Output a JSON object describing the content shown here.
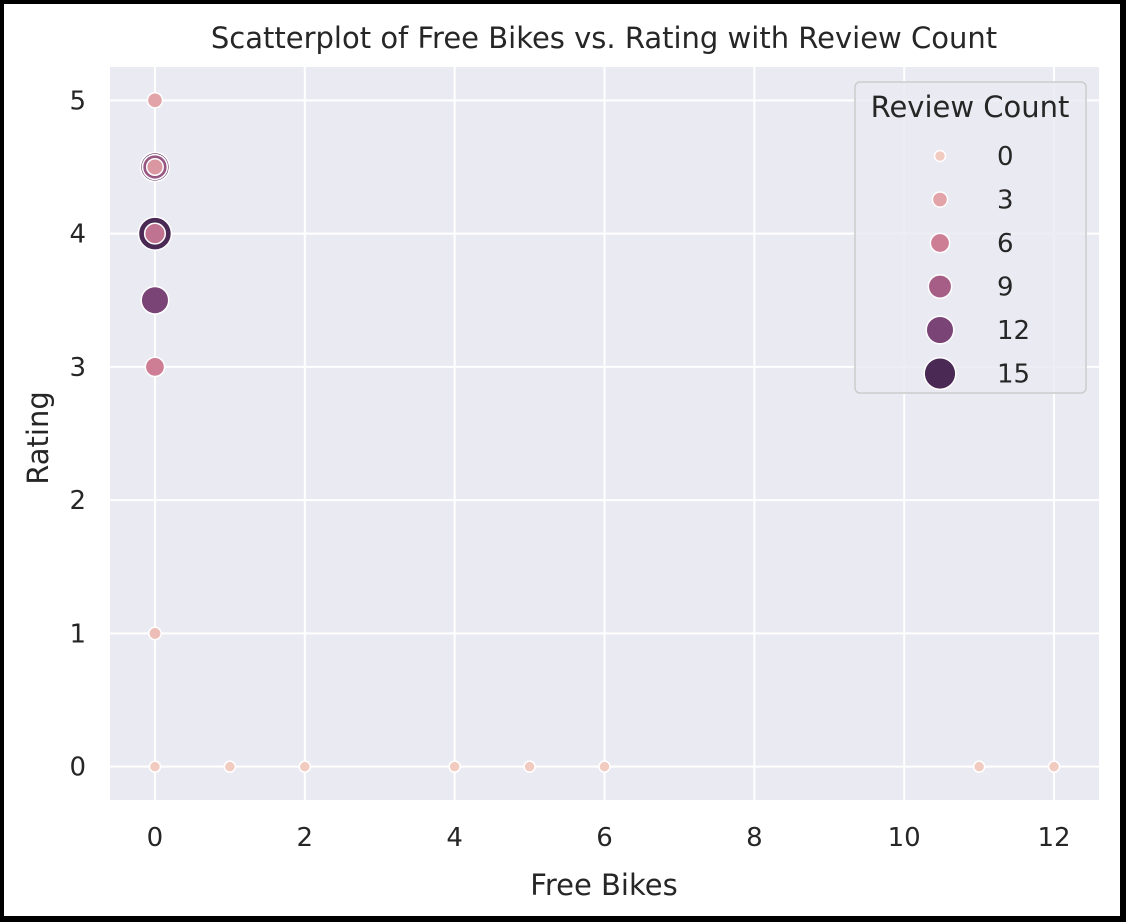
{
  "chart_data": {
    "type": "scatter",
    "title": "Scatterplot of Free Bikes vs. Rating with Review Count",
    "xlabel": "Free Bikes",
    "ylabel": "Rating",
    "xlim": [
      -0.6,
      12.6
    ],
    "ylim": [
      -0.25,
      5.25
    ],
    "x_ticks": [
      0,
      2,
      4,
      6,
      8,
      10,
      12
    ],
    "y_ticks": [
      0,
      1,
      2,
      3,
      4,
      5
    ],
    "grid": true,
    "background": "#EAEAF2",
    "legend": {
      "title": "Review Count",
      "placement": "top-right",
      "entries": [
        {
          "label": "0",
          "value": 0
        },
        {
          "label": "3",
          "value": 3
        },
        {
          "label": "6",
          "value": 6
        },
        {
          "label": "9",
          "value": 9
        },
        {
          "label": "12",
          "value": 12
        },
        {
          "label": "15",
          "value": 15
        }
      ]
    },
    "hue_colors": [
      "#F2CBC0",
      "#E2A4A8",
      "#CD7E94",
      "#A65E87",
      "#7A4477",
      "#4A2A54"
    ],
    "points": [
      {
        "x": 0,
        "y": 4.0,
        "review_count": 16
      },
      {
        "x": 0,
        "y": 4.5,
        "review_count": 13
      },
      {
        "x": 0,
        "y": 3.5,
        "review_count": 12
      },
      {
        "x": 0,
        "y": 4.5,
        "review_count": 10
      },
      {
        "x": 0,
        "y": 4.0,
        "review_count": 7
      },
      {
        "x": 0,
        "y": 3.0,
        "review_count": 6
      },
      {
        "x": 0,
        "y": 4.5,
        "review_count": 4
      },
      {
        "x": 0,
        "y": 5.0,
        "review_count": 3
      },
      {
        "x": 0,
        "y": 1.0,
        "review_count": 1
      },
      {
        "x": 0,
        "y": 0,
        "review_count": 0
      },
      {
        "x": 1,
        "y": 0,
        "review_count": 0
      },
      {
        "x": 2,
        "y": 0,
        "review_count": 0
      },
      {
        "x": 4,
        "y": 0,
        "review_count": 0
      },
      {
        "x": 5,
        "y": 0,
        "review_count": 0
      },
      {
        "x": 6,
        "y": 0,
        "review_count": 0
      },
      {
        "x": 11,
        "y": 0,
        "review_count": 0
      },
      {
        "x": 12,
        "y": 0,
        "review_count": 0
      }
    ]
  }
}
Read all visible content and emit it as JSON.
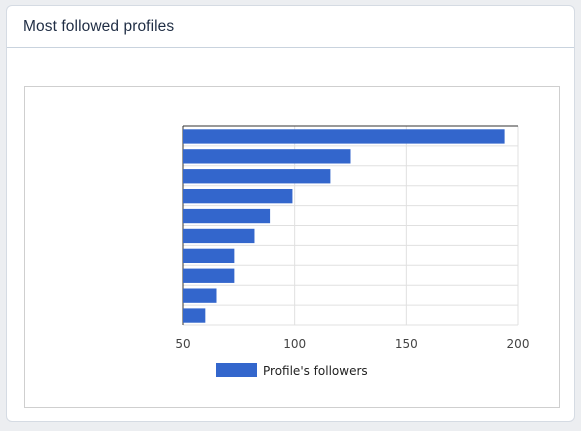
{
  "card": {
    "title": "Most followed profiles"
  },
  "chart_data": {
    "type": "bar",
    "orientation": "horizontal",
    "categories": [
      "",
      "",
      "",
      "",
      "",
      "",
      "",
      "",
      "",
      ""
    ],
    "series": [
      {
        "name": "Profile's followers",
        "color": "#3366cc",
        "values": [
          194,
          125,
          116,
          99,
          89,
          82,
          73,
          73,
          65,
          60
        ]
      }
    ],
    "xlim": [
      50,
      200
    ],
    "xticks": [
      "50",
      "100",
      "150",
      "200"
    ],
    "xtick_values": [
      50,
      100,
      150,
      200
    ],
    "grid": true,
    "legend_position": "bottom"
  }
}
........
■ Exercise ■
Quote the entries above word for word. Leave the images out.

■ Problem solution ■
Output a JSON object describing the content shown here.
{
  "chart_data": {
    "type": "scatter",
    "title": "Scatterplot of Free Bikes vs. Rating with Review Count",
    "xlabel": "Free Bikes",
    "ylabel": "Rating",
    "xlim": [
      -0.6,
      12.6
    ],
    "ylim": [
      -0.25,
      5.25
    ],
    "x_ticks": [
      0,
      2,
      4,
      6,
      8,
      10,
      12
    ],
    "y_ticks": [
      0,
      1,
      2,
      3,
      4,
      5
    ],
    "grid": true,
    "background": "#EAEAF2",
    "legend": {
      "title": "Review Count",
      "placement": "top-right",
      "entries": [
        {
          "label": "0",
          "value": 0
        },
        {
          "label": "3",
          "value": 3
        },
        {
          "label": "6",
          "value": 6
        },
        {
          "label": "9",
          "value": 9
        },
        {
          "label": "12",
          "value": 12
        },
        {
          "label": "15",
          "value": 15
        }
      ]
    },
    "hue_colors": [
      "#F2CBC0",
      "#E2A4A8",
      "#CD7E94",
      "#A65E87",
      "#7A4477",
      "#4A2A54"
    ],
    "points": [
      {
        "x": 0,
        "y": 4.0,
        "review_count": 16
      },
      {
        "x": 0,
        "y": 4.5,
        "review_count": 13
      },
      {
        "x": 0,
        "y": 3.5,
        "review_count": 12
      },
      {
        "x": 0,
        "y": 4.5,
        "review_count": 10
      },
      {
        "x": 0,
        "y": 4.0,
        "review_count": 7
      },
      {
        "x": 0,
        "y": 3.0,
        "review_count": 6
      },
      {
        "x": 0,
        "y": 4.5,
        "review_count": 4
      },
      {
        "x": 0,
        "y": 5.0,
        "review_count": 3
      },
      {
        "x": 0,
        "y": 1.0,
        "review_count": 1
      },
      {
        "x": 0,
        "y": 0,
        "review_count": 0
      },
      {
        "x": 1,
        "y": 0,
        "review_count": 0
      },
      {
        "x": 2,
        "y": 0,
        "review_count": 0
      },
      {
        "x": 4,
        "y": 0,
        "review_count": 0
      },
      {
        "x": 5,
        "y": 0,
        "review_count": 0
      },
      {
        "x": 6,
        "y": 0,
        "review_count": 0
      },
      {
        "x": 11,
        "y": 0,
        "review_count": 0
      },
      {
        "x": 12,
        "y": 0,
        "review_count": 0
      }
    ]
  }
}
Read all visible content and emit it as JSON.
{
  "card": {
    "title": "Most followed profiles"
  },
  "chart_data": {
    "type": "bar",
    "orientation": "horizontal",
    "categories": [
      "",
      "",
      "",
      "",
      "",
      "",
      "",
      "",
      "",
      ""
    ],
    "series": [
      {
        "name": "Profile's followers",
        "color": "#3366cc",
        "values": [
          194,
          125,
          116,
          99,
          89,
          82,
          73,
          73,
          65,
          60
        ]
      }
    ],
    "xlim": [
      50,
      200
    ],
    "xticks": [
      "50",
      "100",
      "150",
      "200"
    ],
    "xtick_values": [
      50,
      100,
      150,
      200
    ],
    "grid": true,
    "legend_position": "bottom"
  }
}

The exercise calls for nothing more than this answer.